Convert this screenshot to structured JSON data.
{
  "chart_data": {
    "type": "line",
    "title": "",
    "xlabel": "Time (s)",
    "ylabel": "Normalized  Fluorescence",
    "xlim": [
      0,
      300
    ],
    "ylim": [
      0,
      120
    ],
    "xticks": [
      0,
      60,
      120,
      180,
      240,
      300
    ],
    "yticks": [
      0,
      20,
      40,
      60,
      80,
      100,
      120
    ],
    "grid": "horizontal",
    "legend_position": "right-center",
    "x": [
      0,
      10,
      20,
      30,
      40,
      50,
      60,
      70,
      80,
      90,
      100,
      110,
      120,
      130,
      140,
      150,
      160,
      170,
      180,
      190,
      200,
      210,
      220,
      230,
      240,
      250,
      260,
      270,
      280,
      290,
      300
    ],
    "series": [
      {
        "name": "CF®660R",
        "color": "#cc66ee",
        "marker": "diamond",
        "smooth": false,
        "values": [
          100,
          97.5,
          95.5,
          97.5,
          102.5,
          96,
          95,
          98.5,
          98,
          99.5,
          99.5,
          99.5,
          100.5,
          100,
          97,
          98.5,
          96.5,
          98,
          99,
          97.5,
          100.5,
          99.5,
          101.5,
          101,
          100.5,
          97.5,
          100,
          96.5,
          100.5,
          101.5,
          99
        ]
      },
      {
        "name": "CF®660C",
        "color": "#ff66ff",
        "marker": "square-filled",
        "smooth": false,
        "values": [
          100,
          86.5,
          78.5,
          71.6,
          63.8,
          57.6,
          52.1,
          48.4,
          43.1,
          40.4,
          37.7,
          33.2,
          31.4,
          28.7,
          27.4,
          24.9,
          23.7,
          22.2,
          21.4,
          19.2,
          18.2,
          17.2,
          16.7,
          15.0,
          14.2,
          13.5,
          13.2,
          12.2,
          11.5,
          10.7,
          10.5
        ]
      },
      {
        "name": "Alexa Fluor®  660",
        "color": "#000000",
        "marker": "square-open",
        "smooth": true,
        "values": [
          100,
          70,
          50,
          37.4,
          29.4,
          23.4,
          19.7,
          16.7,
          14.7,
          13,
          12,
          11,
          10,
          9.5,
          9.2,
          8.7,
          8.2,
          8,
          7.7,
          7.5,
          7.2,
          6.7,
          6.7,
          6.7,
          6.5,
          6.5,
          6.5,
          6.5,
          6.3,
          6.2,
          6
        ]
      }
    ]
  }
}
★ ★ ★ ★ ★ ★ ★
> [WHAT YOU NEED TO DO]
Go through the data and return every record exactly.

> [TASK ANSWER]
Convert this screenshot to structured JSON data.
{
  "chart_data": {
    "type": "line",
    "title": "",
    "xlabel": "Time (s)",
    "ylabel": "Normalized  Fluorescence",
    "xlim": [
      0,
      300
    ],
    "ylim": [
      0,
      120
    ],
    "xticks": [
      0,
      60,
      120,
      180,
      240,
      300
    ],
    "yticks": [
      0,
      20,
      40,
      60,
      80,
      100,
      120
    ],
    "grid": "horizontal",
    "legend_position": "right-center",
    "x": [
      0,
      10,
      20,
      30,
      40,
      50,
      60,
      70,
      80,
      90,
      100,
      110,
      120,
      130,
      140,
      150,
      160,
      170,
      180,
      190,
      200,
      210,
      220,
      230,
      240,
      250,
      260,
      270,
      280,
      290,
      300
    ],
    "series": [
      {
        "name": "CF®660R",
        "color": "#cc66ee",
        "marker": "diamond",
        "smooth": false,
        "values": [
          100,
          97.5,
          95.5,
          97.5,
          102.5,
          96,
          95,
          98.5,
          98,
          99.5,
          99.5,
          99.5,
          100.5,
          100,
          97,
          98.5,
          96.5,
          98,
          99,
          97.5,
          100.5,
          99.5,
          101.5,
          101,
          100.5,
          97.5,
          100,
          96.5,
          100.5,
          101.5,
          99
        ]
      },
      {
        "name": "CF®660C",
        "color": "#ff66ff",
        "marker": "square-filled",
        "smooth": false,
        "values": [
          100,
          86.5,
          78.5,
          71.6,
          63.8,
          57.6,
          52.1,
          48.4,
          43.1,
          40.4,
          37.7,
          33.2,
          31.4,
          28.7,
          27.4,
          24.9,
          23.7,
          22.2,
          21.4,
          19.2,
          18.2,
          17.2,
          16.7,
          15.0,
          14.2,
          13.5,
          13.2,
          12.2,
          11.5,
          10.7,
          10.5
        ]
      },
      {
        "name": "Alexa Fluor®  660",
        "color": "#000000",
        "marker": "square-open",
        "smooth": true,
        "values": [
          100,
          70,
          50,
          37.4,
          29.4,
          23.4,
          19.7,
          16.7,
          14.7,
          13,
          12,
          11,
          10,
          9.5,
          9.2,
          8.7,
          8.2,
          8,
          7.7,
          7.5,
          7.2,
          6.7,
          6.7,
          6.7,
          6.5,
          6.5,
          6.5,
          6.5,
          6.3,
          6.2,
          6
        ]
      }
    ]
  }
}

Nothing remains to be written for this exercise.